--- begin Information supplied ---
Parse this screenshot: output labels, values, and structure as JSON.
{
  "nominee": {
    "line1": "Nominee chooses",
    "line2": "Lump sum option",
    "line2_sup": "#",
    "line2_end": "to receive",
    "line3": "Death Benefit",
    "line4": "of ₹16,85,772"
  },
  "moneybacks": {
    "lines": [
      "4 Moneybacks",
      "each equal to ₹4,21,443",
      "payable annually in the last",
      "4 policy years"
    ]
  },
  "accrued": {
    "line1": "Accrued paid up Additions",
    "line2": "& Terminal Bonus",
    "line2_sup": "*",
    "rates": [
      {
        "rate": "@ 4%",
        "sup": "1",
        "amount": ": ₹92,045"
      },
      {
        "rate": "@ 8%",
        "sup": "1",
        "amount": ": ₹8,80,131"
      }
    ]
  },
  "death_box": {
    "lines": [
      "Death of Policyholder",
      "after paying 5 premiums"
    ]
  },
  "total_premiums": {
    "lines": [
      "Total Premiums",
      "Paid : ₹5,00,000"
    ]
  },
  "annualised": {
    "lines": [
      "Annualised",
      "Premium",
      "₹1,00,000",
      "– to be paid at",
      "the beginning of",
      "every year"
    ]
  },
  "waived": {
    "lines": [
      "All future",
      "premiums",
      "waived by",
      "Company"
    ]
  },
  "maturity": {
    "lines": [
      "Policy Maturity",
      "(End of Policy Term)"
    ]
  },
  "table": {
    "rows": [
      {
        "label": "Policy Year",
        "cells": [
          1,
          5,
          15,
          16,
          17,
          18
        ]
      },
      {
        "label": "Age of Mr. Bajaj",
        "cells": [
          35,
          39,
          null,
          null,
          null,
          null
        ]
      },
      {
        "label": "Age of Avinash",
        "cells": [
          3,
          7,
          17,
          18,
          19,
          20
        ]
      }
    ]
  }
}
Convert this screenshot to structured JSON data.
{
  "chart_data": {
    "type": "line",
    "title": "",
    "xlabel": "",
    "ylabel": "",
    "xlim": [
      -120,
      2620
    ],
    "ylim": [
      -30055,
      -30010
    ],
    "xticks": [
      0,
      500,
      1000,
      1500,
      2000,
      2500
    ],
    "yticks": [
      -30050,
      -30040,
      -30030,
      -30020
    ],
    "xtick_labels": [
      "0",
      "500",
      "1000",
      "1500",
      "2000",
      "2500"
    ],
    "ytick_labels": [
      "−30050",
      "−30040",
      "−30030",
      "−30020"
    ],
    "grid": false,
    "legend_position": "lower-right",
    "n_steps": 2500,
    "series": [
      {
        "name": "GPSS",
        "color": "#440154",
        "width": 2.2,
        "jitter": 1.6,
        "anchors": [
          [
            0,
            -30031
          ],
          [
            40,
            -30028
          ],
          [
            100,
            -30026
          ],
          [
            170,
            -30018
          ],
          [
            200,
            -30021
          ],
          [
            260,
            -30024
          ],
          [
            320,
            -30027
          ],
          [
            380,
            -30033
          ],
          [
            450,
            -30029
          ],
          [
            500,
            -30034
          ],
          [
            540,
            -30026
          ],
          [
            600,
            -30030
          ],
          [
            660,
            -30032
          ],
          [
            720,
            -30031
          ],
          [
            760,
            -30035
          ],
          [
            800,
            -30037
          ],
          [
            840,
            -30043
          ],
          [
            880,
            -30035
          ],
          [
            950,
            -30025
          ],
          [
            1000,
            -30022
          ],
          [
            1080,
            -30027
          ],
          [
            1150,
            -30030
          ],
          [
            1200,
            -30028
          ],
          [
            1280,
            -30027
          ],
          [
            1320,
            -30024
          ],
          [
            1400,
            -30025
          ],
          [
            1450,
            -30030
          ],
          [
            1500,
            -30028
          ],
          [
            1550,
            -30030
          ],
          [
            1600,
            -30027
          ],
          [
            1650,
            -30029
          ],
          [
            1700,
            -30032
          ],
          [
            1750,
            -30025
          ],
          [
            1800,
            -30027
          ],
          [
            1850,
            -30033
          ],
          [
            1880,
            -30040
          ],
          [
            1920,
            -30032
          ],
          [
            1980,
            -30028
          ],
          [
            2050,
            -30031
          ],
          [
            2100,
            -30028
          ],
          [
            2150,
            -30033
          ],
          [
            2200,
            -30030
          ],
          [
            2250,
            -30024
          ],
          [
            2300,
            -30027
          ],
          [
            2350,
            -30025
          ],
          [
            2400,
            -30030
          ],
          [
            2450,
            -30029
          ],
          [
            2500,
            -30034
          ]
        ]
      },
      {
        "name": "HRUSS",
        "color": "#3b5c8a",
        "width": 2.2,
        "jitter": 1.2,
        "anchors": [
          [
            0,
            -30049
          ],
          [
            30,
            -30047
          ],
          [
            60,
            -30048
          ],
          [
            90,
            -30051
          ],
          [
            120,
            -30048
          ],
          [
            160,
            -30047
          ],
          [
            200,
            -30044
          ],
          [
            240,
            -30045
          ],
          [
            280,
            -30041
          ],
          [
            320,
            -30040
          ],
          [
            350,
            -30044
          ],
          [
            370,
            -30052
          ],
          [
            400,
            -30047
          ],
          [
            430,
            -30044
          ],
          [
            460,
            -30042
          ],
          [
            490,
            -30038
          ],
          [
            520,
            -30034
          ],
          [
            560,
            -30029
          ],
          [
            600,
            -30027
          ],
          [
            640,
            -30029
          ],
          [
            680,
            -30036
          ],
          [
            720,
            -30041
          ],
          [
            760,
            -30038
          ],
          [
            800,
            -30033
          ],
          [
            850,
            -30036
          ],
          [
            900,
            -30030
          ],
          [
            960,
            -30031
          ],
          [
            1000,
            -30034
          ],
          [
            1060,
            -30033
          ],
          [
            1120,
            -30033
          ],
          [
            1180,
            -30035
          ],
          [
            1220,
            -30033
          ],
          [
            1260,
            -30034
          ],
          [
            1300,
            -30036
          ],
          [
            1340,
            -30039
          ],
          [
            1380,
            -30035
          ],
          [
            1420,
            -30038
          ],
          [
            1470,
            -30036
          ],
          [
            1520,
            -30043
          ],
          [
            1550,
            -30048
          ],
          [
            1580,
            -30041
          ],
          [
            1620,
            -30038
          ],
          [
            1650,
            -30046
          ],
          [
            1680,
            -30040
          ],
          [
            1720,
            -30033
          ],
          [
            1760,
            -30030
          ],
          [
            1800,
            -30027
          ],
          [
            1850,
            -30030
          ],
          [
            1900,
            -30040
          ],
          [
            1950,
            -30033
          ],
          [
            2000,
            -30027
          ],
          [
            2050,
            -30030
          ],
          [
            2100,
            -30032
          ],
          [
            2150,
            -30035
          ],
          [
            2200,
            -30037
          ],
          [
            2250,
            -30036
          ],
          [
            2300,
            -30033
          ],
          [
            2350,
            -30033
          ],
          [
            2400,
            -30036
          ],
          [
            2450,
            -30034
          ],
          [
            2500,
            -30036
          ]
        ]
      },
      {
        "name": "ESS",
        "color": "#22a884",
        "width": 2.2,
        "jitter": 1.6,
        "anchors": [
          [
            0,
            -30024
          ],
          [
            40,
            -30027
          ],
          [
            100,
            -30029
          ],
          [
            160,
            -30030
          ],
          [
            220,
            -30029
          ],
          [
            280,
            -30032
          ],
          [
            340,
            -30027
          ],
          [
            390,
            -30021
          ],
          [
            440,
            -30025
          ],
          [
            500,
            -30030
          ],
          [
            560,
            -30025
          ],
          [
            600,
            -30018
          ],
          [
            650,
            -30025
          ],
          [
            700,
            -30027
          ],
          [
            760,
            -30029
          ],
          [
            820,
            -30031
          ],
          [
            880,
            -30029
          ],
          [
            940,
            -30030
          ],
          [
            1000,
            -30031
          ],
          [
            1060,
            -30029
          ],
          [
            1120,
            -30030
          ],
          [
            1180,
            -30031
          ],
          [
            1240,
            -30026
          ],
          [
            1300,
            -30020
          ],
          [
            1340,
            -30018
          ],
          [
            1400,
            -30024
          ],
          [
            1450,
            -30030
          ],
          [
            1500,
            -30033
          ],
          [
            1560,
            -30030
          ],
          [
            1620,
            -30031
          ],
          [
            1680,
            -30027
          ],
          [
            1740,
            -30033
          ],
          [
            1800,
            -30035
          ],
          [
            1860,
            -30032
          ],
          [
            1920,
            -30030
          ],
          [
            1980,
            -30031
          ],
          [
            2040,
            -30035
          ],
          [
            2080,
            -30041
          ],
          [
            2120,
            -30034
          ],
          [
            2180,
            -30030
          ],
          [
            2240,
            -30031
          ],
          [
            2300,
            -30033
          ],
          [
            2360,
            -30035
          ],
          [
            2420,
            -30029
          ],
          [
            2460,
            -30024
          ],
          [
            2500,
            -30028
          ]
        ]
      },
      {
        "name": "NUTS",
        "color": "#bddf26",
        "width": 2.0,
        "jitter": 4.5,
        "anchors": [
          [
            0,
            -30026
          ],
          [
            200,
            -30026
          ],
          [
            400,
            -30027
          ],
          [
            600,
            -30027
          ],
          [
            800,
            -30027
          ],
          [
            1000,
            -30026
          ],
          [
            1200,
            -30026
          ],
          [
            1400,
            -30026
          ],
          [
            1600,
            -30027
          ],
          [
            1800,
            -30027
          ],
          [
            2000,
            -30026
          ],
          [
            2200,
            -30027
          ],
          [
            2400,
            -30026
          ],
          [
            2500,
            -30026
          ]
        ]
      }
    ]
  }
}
--- end Information supplied ---
● **Goal**:
Copy each line of the listing that holds the word "name".

● **Expected output**:
        "name": "GPSS",
        "name": "HRUSS",
        "name": "ESS",
        "name": "NUTS",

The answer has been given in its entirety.